DESCRIPTION OF THE TASK → Every line with the word "Francisco" in it should be extracted from the data that follows.
--- STORED RECORDS ---
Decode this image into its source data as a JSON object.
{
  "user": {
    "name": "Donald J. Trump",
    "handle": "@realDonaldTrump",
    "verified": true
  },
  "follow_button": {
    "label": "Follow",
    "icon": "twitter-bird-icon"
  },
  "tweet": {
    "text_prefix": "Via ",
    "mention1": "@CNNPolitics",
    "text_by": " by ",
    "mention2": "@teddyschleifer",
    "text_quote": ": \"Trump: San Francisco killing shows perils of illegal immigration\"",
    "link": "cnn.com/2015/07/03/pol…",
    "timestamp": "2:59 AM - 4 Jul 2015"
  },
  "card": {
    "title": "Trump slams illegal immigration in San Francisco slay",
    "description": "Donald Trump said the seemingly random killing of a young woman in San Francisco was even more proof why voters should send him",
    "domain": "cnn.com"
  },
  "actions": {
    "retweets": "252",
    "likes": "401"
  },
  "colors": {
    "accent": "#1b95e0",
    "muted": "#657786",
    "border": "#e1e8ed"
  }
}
---
--- STORED RECORDS ---
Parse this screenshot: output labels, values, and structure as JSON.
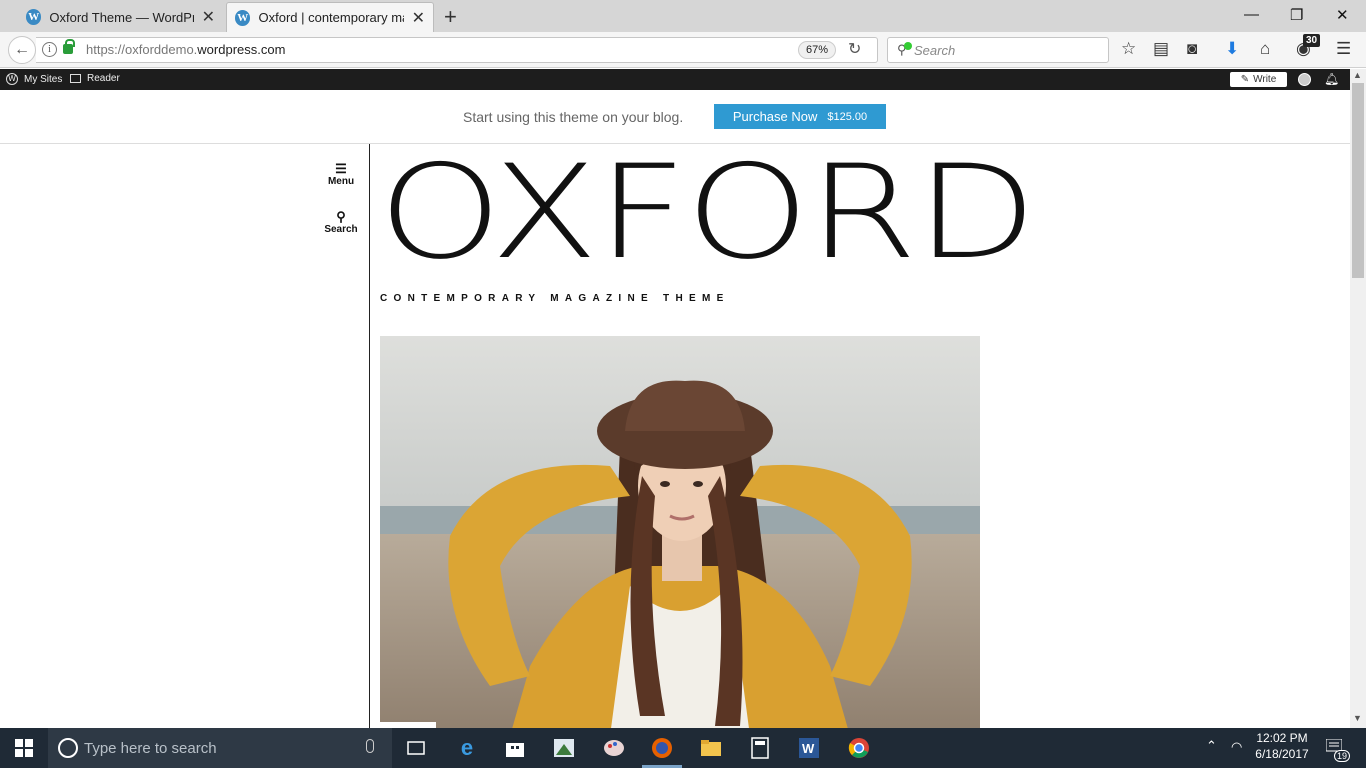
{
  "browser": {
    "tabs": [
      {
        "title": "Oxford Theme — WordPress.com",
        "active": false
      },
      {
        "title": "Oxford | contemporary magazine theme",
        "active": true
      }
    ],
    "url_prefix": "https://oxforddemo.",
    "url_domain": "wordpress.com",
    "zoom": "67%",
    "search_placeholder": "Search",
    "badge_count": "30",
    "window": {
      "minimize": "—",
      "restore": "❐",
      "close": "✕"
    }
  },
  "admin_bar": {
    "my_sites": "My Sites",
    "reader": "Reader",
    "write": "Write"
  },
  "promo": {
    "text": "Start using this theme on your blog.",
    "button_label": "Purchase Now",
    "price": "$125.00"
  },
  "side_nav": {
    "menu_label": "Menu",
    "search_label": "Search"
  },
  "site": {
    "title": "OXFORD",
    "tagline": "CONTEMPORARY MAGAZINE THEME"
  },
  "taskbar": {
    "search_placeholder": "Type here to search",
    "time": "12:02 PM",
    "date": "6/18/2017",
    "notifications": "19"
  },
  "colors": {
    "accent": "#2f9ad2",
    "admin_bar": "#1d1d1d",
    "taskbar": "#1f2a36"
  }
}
---
WRITTEN REPLY →
    "text_quote": ": \"Trump: San Francisco killing shows perils of illegal immigration\"",
    "title": "Trump slams illegal immigration in San Francisco slay",
    "description": "Donald Trump said the seemingly random killing of a young woman in San Francisco was even more proof why voters should send him",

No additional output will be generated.